Exercise instructions
Read the lines that follow and pick out every one containing the word "Tolerable".

Data entries

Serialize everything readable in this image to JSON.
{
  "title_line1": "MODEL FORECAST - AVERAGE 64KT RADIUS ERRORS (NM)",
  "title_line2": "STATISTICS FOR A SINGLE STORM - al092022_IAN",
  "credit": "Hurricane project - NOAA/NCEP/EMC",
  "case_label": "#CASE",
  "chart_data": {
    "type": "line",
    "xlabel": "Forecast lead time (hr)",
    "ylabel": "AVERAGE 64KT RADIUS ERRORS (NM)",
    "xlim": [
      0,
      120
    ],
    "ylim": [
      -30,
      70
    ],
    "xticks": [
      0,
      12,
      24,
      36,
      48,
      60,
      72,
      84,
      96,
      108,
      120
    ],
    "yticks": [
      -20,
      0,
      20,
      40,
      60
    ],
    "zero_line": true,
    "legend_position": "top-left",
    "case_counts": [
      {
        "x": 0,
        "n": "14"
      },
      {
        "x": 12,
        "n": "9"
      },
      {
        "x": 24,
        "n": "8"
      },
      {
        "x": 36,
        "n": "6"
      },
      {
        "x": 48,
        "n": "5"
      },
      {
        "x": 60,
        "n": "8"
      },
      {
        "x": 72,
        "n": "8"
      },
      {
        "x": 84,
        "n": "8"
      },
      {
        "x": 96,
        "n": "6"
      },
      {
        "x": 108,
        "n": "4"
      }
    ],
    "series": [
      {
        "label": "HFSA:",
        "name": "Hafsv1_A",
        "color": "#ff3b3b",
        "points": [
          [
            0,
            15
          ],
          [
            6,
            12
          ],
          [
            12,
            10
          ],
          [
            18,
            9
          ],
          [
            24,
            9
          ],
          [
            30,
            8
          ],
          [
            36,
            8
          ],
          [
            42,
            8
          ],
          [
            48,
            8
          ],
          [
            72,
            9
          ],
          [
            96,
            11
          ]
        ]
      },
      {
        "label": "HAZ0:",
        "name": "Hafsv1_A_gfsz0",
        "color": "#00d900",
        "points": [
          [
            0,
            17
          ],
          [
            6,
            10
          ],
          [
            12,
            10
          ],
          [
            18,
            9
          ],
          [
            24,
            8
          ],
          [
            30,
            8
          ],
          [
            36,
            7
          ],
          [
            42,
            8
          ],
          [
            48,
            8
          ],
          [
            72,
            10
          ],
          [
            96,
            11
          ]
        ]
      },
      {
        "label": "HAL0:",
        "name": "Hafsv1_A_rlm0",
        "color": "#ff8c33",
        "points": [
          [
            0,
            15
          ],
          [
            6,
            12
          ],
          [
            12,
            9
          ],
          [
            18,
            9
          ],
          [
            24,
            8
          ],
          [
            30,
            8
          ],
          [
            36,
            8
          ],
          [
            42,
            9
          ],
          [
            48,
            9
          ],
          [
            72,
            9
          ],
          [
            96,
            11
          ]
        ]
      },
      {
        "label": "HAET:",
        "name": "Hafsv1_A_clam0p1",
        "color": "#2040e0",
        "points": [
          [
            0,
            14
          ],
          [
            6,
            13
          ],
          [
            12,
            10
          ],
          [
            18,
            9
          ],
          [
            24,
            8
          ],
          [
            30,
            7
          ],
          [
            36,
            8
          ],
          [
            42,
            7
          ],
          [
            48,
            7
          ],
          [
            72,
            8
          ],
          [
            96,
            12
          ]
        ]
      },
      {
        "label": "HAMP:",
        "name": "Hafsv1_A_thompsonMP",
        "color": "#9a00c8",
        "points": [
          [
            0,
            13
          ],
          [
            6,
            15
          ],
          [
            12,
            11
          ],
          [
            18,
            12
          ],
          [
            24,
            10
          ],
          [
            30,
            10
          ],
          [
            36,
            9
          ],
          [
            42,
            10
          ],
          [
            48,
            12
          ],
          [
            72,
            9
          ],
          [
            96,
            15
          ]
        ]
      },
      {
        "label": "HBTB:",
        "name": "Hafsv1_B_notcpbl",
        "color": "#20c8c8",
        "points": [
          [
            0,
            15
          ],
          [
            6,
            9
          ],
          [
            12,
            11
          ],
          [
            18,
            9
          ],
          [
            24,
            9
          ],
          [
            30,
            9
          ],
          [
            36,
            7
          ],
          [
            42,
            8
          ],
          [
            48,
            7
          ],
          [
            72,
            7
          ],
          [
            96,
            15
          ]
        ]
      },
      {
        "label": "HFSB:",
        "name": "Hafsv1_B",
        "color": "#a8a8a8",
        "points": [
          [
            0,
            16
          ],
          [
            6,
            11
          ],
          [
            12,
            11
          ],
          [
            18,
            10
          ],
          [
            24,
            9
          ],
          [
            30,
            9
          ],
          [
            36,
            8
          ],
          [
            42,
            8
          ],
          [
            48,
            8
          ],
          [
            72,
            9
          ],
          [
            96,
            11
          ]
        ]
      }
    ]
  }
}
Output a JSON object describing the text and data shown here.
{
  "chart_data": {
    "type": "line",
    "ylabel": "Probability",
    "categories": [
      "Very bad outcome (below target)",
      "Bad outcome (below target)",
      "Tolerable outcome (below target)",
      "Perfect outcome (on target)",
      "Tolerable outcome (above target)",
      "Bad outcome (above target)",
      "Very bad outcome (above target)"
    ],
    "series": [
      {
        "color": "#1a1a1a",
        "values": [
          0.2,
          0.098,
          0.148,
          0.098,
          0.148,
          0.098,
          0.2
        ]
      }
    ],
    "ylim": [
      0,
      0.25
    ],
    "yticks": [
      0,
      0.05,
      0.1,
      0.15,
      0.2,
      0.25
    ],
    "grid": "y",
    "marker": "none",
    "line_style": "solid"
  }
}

Task response
      "Tolerable outcome (below target)",
      "Tolerable outcome (above target)",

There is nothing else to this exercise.